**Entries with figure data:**
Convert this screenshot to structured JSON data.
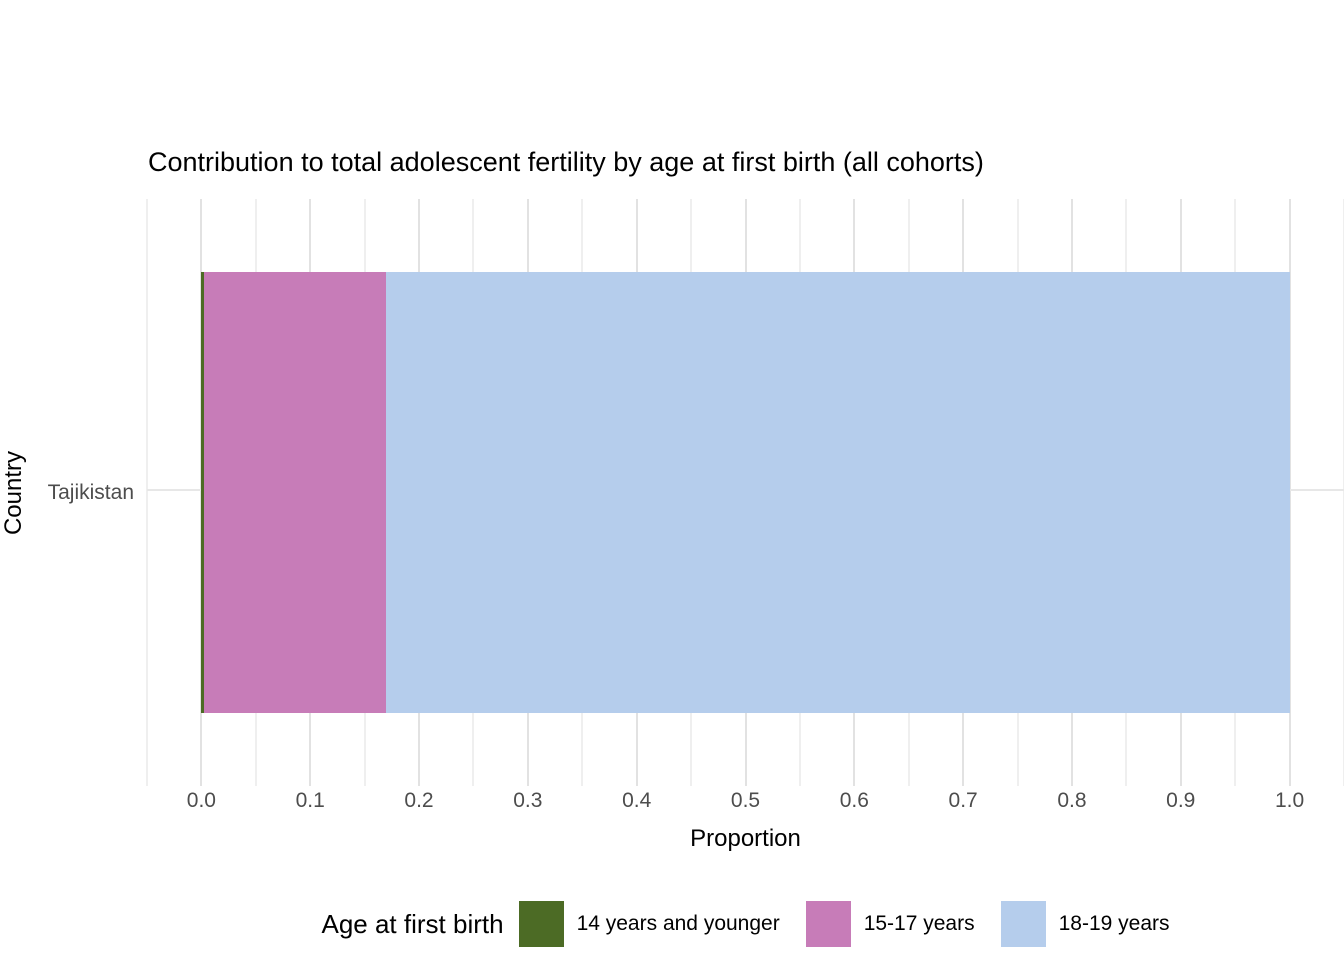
{
  "title": "Contribution to total adolescent fertility by age at first birth (all cohorts)",
  "x_axis": {
    "label": "Proportion",
    "tick_labels": [
      "0.0",
      "0.1",
      "0.2",
      "0.3",
      "0.4",
      "0.5",
      "0.6",
      "0.7",
      "0.8",
      "0.9",
      "1.0"
    ],
    "tick_values": [
      0.0,
      0.1,
      0.2,
      0.3,
      0.4,
      0.5,
      0.6,
      0.7,
      0.8,
      0.9,
      1.0
    ]
  },
  "y_axis": {
    "label": "Country",
    "categories": [
      "Tajikistan"
    ]
  },
  "legend": {
    "title": "Age at first birth",
    "items": [
      {
        "label": "14 years and younger",
        "color": "#4c6b25"
      },
      {
        "label": "15-17 years",
        "color": "#c77cb8"
      },
      {
        "label": "18-19 years",
        "color": "#b5cdec"
      }
    ]
  },
  "colors": {
    "age_14_and_younger": "#4c6b25",
    "age_15_17": "#c77cb8",
    "age_18_19": "#b5cdec",
    "major_gridline": "#e2e2e2",
    "minor_gridline": "#efefef",
    "tick_text": "#4d4d4d",
    "title_text": "#000000",
    "background": "#ffffff"
  },
  "chart_data": {
    "type": "bar",
    "orientation": "horizontal",
    "stacked": true,
    "title": "Contribution to total adolescent fertility by age at first birth (all cohorts)",
    "xlabel": "Proportion",
    "ylabel": "Country",
    "categories": [
      "Tajikistan"
    ],
    "series": [
      {
        "name": "14 years and younger",
        "color": "#4c6b25",
        "values": [
          0.002
        ]
      },
      {
        "name": "15-17 years",
        "color": "#c77cb8",
        "values": [
          0.168
        ]
      },
      {
        "name": "18-19 years",
        "color": "#b5cdec",
        "values": [
          0.83
        ]
      }
    ],
    "xlim": [
      0.0,
      1.0
    ],
    "x_range_expanded": [
      -0.05,
      1.05
    ],
    "x_major_step": 0.1,
    "x_minor_step": 0.05,
    "grid": true,
    "legend_title": "Age at first birth",
    "legend_position": "bottom"
  }
}
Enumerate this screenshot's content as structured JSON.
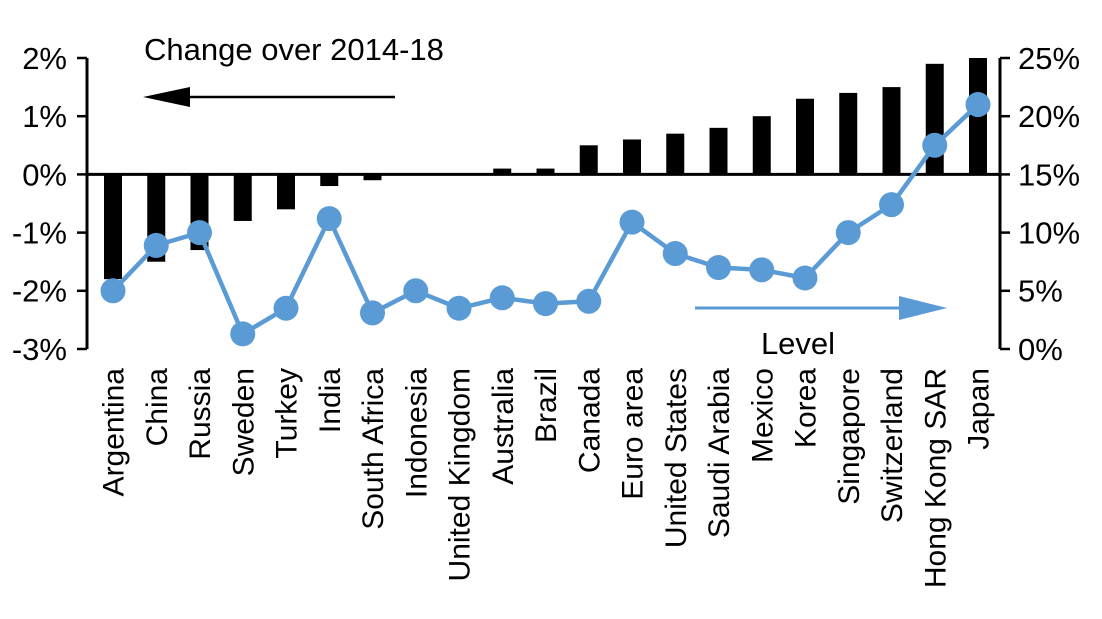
{
  "annotations": {
    "change_arrow_label": "Change over 2014-18",
    "change_arrow_direction": "left",
    "level_arrow_label": "Level",
    "level_arrow_direction": "right"
  },
  "colors": {
    "bar": "#000000",
    "line": "#5B9BD5",
    "text": "#000000",
    "background": "#FFFFFF"
  },
  "chart_data": {
    "type": "combo-bar-line",
    "title": "",
    "grid": false,
    "categories": [
      "Argentina",
      "China",
      "Russia",
      "Sweden",
      "Turkey",
      "India",
      "South Africa",
      "Indonesia",
      "United Kingdom",
      "Australia",
      "Brazil",
      "Canada",
      "Euro area",
      "United States",
      "Saudi Arabia",
      "Mexico",
      "Korea",
      "Singapore",
      "Switzerland",
      "Hong Kong SAR",
      "Japan"
    ],
    "series": [
      {
        "name": "Change over 2014-18",
        "type": "bar",
        "axis": "left",
        "color": "#000000",
        "values": [
          -1.8,
          -1.5,
          -1.3,
          -0.8,
          -0.6,
          -0.2,
          -0.1,
          0,
          0,
          0.1,
          0.1,
          0.5,
          0.6,
          0.7,
          0.8,
          1.0,
          1.3,
          1.4,
          1.5,
          1.9,
          2.0
        ]
      },
      {
        "name": "Level",
        "type": "line",
        "axis": "right",
        "color": "#5B9BD5",
        "values": [
          5.0,
          8.9,
          10.0,
          1.3,
          3.5,
          11.2,
          3.1,
          5.0,
          3.5,
          4.4,
          3.9,
          4.1,
          10.9,
          8.2,
          7.0,
          6.8,
          6.1,
          10.0,
          12.4,
          17.5,
          21.0
        ]
      }
    ],
    "left_axis": {
      "min": -3,
      "max": 2,
      "tick_values": [
        2,
        1,
        0,
        -1,
        -2,
        -3
      ],
      "tick_labels": [
        "2%",
        "1%",
        "0%",
        "-1%",
        "-2%",
        "-3%"
      ]
    },
    "right_axis": {
      "min": 0,
      "max": 25,
      "tick_values": [
        25,
        20,
        15,
        10,
        5,
        0
      ],
      "tick_labels": [
        "25%",
        "20%",
        "15%",
        "10%",
        "5%",
        "0%"
      ]
    }
  }
}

**WORK INSTRUCTIONS:** Look through the data and show every line containing "birth".

**FULL SOLUTION:**
  "title": "Contribution to total adolescent fertility by age at first birth (all cohorts)",
    "title": "Age at first birth",
    "title": "Contribution to total adolescent fertility by age at first birth (all cohorts)",
    "legend_title": "Age at first birth",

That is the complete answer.